■ **EXERCISE**
Exactly how many lines have the word "bottom"? Answer with the bare number.

■ **DATA TO USE**
[start]
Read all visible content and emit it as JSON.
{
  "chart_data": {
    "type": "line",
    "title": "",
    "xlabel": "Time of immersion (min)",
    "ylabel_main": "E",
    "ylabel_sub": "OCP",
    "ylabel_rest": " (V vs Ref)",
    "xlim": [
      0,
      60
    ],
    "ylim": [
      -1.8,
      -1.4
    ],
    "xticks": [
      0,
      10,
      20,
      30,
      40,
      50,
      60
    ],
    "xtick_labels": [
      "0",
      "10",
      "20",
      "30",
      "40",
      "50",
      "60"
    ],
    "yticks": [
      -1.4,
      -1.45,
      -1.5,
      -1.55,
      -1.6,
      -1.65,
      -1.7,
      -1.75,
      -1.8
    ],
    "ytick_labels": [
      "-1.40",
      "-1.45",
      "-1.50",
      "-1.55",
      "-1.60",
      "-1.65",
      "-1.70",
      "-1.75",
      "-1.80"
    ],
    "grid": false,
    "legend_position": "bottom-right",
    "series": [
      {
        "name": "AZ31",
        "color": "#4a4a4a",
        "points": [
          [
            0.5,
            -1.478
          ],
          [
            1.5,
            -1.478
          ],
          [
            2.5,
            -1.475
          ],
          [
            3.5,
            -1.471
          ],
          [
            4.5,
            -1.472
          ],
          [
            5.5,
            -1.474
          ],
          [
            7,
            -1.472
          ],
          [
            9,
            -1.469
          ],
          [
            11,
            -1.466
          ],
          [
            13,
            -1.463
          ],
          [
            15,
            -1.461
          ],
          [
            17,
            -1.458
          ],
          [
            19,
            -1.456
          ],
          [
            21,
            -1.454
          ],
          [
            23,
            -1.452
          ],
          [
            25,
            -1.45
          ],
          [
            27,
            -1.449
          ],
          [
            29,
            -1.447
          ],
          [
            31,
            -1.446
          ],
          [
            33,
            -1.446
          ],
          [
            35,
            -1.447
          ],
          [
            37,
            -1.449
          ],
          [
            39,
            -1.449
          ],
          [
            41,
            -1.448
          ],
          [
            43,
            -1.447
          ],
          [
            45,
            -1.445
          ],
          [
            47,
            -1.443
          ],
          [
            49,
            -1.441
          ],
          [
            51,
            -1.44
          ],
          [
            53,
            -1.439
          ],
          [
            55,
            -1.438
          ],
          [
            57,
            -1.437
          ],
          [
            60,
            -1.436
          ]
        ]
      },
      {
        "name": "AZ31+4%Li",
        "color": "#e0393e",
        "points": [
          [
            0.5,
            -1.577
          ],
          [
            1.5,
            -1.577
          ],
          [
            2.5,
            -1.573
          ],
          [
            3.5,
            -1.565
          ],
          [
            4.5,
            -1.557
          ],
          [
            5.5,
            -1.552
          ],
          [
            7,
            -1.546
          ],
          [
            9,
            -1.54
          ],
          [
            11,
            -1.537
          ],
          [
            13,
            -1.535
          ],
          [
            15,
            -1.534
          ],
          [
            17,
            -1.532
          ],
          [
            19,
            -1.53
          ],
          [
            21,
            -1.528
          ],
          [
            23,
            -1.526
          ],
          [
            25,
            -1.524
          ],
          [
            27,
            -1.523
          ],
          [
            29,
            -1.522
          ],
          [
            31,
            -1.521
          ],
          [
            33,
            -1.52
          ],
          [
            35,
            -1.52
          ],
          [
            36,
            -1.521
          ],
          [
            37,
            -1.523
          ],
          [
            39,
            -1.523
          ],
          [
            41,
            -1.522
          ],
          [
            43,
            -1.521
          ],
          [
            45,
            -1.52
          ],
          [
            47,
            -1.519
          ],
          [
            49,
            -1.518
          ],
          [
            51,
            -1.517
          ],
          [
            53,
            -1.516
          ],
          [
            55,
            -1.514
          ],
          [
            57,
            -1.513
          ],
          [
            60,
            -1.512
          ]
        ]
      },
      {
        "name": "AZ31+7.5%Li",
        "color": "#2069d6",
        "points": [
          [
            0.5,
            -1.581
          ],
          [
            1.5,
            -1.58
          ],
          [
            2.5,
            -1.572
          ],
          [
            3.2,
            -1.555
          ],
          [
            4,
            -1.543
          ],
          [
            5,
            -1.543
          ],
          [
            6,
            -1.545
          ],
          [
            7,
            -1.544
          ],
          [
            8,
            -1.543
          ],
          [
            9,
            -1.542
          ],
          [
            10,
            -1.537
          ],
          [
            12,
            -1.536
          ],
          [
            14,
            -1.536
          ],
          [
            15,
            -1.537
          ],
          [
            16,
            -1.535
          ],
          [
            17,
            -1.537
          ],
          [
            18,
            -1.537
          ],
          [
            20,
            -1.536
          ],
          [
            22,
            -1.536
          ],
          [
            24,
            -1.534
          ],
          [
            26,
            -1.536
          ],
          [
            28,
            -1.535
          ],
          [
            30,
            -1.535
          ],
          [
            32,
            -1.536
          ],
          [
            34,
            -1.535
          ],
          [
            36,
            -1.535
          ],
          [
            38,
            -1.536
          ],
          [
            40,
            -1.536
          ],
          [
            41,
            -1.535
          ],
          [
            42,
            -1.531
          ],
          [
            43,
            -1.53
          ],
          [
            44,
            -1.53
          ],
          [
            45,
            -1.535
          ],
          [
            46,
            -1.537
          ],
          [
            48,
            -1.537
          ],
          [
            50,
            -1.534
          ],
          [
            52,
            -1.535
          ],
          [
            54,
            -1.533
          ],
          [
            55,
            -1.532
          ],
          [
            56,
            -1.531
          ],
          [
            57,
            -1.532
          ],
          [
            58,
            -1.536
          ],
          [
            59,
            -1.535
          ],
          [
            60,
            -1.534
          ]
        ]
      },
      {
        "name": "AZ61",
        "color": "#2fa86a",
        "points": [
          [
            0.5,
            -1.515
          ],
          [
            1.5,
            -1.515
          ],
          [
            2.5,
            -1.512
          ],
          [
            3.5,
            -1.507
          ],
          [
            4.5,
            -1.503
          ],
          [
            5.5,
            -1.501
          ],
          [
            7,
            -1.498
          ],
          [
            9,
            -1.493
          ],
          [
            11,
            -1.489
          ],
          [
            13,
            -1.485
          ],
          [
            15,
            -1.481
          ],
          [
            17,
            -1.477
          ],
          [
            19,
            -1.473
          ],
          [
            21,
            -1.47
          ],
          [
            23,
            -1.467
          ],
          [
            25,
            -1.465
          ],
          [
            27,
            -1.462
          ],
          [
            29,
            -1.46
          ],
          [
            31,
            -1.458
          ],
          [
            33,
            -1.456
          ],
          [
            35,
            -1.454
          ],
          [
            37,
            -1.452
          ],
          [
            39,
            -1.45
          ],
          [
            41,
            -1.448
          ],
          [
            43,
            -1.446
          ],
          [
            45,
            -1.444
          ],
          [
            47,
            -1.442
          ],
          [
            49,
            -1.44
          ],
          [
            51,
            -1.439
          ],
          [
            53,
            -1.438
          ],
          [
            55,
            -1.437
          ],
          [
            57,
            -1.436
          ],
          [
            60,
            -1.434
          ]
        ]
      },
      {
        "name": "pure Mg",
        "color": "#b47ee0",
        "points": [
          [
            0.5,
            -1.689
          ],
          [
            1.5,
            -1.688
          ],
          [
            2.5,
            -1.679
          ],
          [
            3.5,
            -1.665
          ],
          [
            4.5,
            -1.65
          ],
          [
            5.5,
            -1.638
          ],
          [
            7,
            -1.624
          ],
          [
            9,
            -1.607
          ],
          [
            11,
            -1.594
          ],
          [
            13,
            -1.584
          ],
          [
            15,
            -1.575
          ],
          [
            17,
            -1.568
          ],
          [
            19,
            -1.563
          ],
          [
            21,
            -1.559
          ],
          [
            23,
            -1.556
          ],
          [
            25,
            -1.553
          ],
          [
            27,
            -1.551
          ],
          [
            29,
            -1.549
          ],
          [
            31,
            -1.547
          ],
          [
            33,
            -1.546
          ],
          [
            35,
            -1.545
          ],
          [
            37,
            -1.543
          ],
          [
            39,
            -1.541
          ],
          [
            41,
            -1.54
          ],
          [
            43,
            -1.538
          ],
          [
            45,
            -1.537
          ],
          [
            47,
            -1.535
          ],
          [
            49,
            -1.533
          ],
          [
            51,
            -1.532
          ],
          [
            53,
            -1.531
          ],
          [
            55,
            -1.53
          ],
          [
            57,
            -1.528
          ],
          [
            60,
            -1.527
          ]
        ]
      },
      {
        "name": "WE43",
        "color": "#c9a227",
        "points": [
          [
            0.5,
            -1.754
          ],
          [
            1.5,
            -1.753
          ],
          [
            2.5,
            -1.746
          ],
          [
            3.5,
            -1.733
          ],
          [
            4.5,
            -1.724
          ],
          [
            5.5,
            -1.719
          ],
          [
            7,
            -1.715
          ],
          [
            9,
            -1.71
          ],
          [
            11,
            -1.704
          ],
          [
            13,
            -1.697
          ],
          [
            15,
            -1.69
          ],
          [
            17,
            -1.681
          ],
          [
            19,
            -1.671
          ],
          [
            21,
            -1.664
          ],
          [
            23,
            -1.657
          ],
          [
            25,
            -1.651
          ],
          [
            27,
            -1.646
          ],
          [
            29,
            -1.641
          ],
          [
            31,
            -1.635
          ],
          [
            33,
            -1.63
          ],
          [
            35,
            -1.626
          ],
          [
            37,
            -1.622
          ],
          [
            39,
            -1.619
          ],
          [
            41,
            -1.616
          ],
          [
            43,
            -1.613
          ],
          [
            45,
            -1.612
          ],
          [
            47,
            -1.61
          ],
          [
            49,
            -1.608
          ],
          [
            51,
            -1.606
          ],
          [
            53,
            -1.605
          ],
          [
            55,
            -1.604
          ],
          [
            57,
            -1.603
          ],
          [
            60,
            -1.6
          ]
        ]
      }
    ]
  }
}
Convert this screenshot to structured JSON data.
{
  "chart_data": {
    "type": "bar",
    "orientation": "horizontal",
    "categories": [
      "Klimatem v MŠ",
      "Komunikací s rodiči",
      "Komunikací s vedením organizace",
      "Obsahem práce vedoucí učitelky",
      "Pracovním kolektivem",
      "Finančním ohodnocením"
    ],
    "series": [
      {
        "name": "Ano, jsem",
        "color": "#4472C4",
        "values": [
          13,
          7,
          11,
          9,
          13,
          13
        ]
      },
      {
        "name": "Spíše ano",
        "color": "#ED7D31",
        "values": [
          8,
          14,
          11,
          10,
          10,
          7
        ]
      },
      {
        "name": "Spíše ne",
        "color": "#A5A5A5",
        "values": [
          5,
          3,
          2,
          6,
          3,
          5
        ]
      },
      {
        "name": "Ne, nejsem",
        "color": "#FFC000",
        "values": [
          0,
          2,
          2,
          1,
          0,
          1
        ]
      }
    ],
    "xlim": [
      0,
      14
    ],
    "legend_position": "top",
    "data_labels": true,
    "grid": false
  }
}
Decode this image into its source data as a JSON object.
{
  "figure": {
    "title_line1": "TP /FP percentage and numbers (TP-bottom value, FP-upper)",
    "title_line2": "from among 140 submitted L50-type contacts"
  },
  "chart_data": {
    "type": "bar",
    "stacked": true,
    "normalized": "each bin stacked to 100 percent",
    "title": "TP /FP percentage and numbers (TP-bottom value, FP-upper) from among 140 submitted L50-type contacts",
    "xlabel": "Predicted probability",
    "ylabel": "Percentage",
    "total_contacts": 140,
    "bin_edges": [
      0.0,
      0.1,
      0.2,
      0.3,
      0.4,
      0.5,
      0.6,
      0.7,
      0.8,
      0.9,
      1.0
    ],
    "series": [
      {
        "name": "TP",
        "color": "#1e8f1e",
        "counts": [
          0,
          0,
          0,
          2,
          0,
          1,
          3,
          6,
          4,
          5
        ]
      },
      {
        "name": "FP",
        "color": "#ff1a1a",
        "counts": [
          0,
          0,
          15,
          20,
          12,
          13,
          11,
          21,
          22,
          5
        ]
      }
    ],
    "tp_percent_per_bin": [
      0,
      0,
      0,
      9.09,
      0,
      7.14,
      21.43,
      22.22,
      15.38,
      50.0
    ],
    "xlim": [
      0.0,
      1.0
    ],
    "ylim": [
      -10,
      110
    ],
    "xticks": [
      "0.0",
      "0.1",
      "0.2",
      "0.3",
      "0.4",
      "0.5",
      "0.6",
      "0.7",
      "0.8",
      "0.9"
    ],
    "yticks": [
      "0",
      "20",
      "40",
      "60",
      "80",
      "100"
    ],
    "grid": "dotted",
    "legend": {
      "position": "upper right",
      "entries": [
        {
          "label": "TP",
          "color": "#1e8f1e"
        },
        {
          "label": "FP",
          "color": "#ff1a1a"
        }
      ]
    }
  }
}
[end]
■ **RESPONSE TO THE TASK**
3